## The task
Return all of the data exactly as given.

== The input

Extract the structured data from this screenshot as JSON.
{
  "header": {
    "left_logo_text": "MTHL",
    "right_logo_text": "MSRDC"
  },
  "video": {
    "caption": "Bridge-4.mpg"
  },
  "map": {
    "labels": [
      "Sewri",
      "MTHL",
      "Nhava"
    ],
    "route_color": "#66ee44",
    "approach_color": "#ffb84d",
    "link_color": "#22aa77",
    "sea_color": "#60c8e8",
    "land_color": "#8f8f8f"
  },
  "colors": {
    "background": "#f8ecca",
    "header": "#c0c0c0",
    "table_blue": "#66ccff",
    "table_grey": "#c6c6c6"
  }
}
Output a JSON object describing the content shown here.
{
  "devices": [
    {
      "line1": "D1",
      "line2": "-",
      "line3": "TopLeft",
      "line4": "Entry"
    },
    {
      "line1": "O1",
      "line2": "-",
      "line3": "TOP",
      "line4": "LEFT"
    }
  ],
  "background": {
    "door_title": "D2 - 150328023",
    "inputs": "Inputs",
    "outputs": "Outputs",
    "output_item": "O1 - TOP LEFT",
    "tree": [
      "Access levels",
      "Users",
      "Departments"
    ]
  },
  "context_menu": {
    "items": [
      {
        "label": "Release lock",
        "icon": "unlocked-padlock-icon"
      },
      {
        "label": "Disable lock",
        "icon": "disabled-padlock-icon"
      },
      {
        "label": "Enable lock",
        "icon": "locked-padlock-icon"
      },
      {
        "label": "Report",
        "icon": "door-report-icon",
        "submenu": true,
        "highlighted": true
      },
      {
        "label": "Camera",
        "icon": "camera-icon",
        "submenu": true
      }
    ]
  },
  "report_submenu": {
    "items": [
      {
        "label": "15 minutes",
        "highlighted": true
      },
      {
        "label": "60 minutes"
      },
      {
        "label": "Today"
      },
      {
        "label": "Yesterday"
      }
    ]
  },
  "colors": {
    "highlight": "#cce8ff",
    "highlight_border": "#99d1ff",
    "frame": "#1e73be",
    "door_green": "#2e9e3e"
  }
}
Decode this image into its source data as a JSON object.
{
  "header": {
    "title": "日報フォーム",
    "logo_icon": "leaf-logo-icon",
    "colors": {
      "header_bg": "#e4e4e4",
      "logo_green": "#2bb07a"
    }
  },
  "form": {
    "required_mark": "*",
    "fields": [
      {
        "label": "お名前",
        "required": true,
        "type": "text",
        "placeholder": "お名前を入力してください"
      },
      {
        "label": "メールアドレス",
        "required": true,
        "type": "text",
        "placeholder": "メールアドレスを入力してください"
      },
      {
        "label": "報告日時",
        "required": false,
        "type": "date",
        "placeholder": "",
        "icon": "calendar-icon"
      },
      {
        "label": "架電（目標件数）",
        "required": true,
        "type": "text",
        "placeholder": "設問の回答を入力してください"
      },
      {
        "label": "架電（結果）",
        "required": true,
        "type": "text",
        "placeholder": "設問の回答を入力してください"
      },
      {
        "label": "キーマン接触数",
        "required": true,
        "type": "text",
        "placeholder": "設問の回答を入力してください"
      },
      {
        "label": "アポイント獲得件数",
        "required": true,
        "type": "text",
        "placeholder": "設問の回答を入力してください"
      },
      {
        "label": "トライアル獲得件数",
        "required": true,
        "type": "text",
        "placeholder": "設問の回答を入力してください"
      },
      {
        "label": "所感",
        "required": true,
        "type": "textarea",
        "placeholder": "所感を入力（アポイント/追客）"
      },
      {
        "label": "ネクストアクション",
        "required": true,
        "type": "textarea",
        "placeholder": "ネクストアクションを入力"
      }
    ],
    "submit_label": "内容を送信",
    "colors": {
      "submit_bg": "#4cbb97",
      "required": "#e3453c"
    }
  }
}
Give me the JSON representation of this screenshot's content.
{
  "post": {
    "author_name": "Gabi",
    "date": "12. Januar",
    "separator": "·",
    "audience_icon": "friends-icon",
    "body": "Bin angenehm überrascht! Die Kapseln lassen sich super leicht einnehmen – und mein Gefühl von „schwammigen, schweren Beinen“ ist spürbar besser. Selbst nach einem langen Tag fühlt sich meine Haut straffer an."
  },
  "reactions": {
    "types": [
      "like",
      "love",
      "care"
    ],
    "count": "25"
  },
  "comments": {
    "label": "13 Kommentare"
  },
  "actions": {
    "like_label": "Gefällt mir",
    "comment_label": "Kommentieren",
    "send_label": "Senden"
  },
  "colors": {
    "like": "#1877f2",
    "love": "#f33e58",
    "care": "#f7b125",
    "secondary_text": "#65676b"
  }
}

====

## Result
Extract the structured data from this screenshot as JSON.
{
  "header": {
    "left_logo_text": "MTHL",
    "right_logo_text": "MSRDC"
  },
  "video": {
    "caption": "Bridge-4.mpg"
  },
  "map": {
    "labels": [
      "Sewri",
      "MTHL",
      "Nhava"
    ],
    "route_color": "#66ee44",
    "approach_color": "#ffb84d",
    "link_color": "#22aa77",
    "sea_color": "#60c8e8",
    "land_color": "#8f8f8f"
  },
  "colors": {
    "background": "#f8ecca",
    "header": "#c0c0c0",
    "table_blue": "#66ccff",
    "table_grey": "#c6c6c6"
  }
}
Output a JSON object describing the content shown here.
{
  "devices": [
    {
      "line1": "D1",
      "line2": "-",
      "line3": "TopLeft",
      "line4": "Entry"
    },
    {
      "line1": "O1",
      "line2": "-",
      "line3": "TOP",
      "line4": "LEFT"
    }
  ],
  "background": {
    "door_title": "D2 - 150328023",
    "inputs": "Inputs",
    "outputs": "Outputs",
    "output_item": "O1 - TOP LEFT",
    "tree": [
      "Access levels",
      "Users",
      "Departments"
    ]
  },
  "context_menu": {
    "items": [
      {
        "label": "Release lock",
        "icon": "unlocked-padlock-icon"
      },
      {
        "label": "Disable lock",
        "icon": "disabled-padlock-icon"
      },
      {
        "label": "Enable lock",
        "icon": "locked-padlock-icon"
      },
      {
        "label": "Report",
        "icon": "door-report-icon",
        "submenu": true,
        "highlighted": true
      },
      {
        "label": "Camera",
        "icon": "camera-icon",
        "submenu": true
      }
    ]
  },
  "report_submenu": {
    "items": [
      {
        "label": "15 minutes",
        "highlighted": true
      },
      {
        "label": "60 minutes"
      },
      {
        "label": "Today"
      },
      {
        "label": "Yesterday"
      }
    ]
  },
  "colors": {
    "highlight": "#cce8ff",
    "highlight_border": "#99d1ff",
    "frame": "#1e73be",
    "door_green": "#2e9e3e"
  }
}
Decode this image into its source data as a JSON object.
{
  "header": {
    "title": "日報フォーム",
    "logo_icon": "leaf-logo-icon",
    "colors": {
      "header_bg": "#e4e4e4",
      "logo_green": "#2bb07a"
    }
  },
  "form": {
    "required_mark": "*",
    "fields": [
      {
        "label": "お名前",
        "required": true,
        "type": "text",
        "placeholder": "お名前を入力してください"
      },
      {
        "label": "メールアドレス",
        "required": true,
        "type": "text",
        "placeholder": "メールアドレスを入力してください"
      },
      {
        "label": "報告日時",
        "required": false,
        "type": "date",
        "placeholder": "",
        "icon": "calendar-icon"
      },
      {
        "label": "架電（目標件数）",
        "required": true,
        "type": "text",
        "placeholder": "設問の回答を入力してください"
      },
      {
        "label": "架電（結果）",
        "required": true,
        "type": "text",
        "placeholder": "設問の回答を入力してください"
      },
      {
        "label": "キーマン接触数",
        "required": true,
        "type": "text",
        "placeholder": "設問の回答を入力してください"
      },
      {
        "label": "アポイント獲得件数",
        "required": true,
        "type": "text",
        "placeholder": "設問の回答を入力してください"
      },
      {
        "label": "トライアル獲得件数",
        "required": true,
        "type": "text",
        "placeholder": "設問の回答を入力してください"
      },
      {
        "label": "所感",
        "required": true,
        "type": "textarea",
        "placeholder": "所感を入力（アポイント/追客）"
      },
      {
        "label": "ネクストアクション",
        "required": true,
        "type": "textarea",
        "placeholder": "ネクストアクションを入力"
      }
    ],
    "submit_label": "内容を送信",
    "colors": {
      "submit_bg": "#4cbb97",
      "required": "#e3453c"
    }
  }
}
Give me the JSON representation of this screenshot's content.
{
  "post": {
    "author_name": "Gabi",
    "date": "12. Januar",
    "separator": "·",
    "audience_icon": "friends-icon",
    "body": "Bin angenehm überrascht! Die Kapseln lassen sich super leicht einnehmen – und mein Gefühl von „schwammigen, schweren Beinen“ ist spürbar besser. Selbst nach einem langen Tag fühlt sich meine Haut straffer an."
  },
  "reactions": {
    "types": [
      "like",
      "love",
      "care"
    ],
    "count": "25"
  },
  "comments": {
    "label": "13 Kommentare"
  },
  "actions": {
    "like_label": "Gefällt mir",
    "comment_label": "Kommentieren",
    "send_label": "Senden"
  },
  "colors": {
    "like": "#1877f2",
    "love": "#f33e58",
    "care": "#f7b125",
    "secondary_text": "#65676b"
  }
}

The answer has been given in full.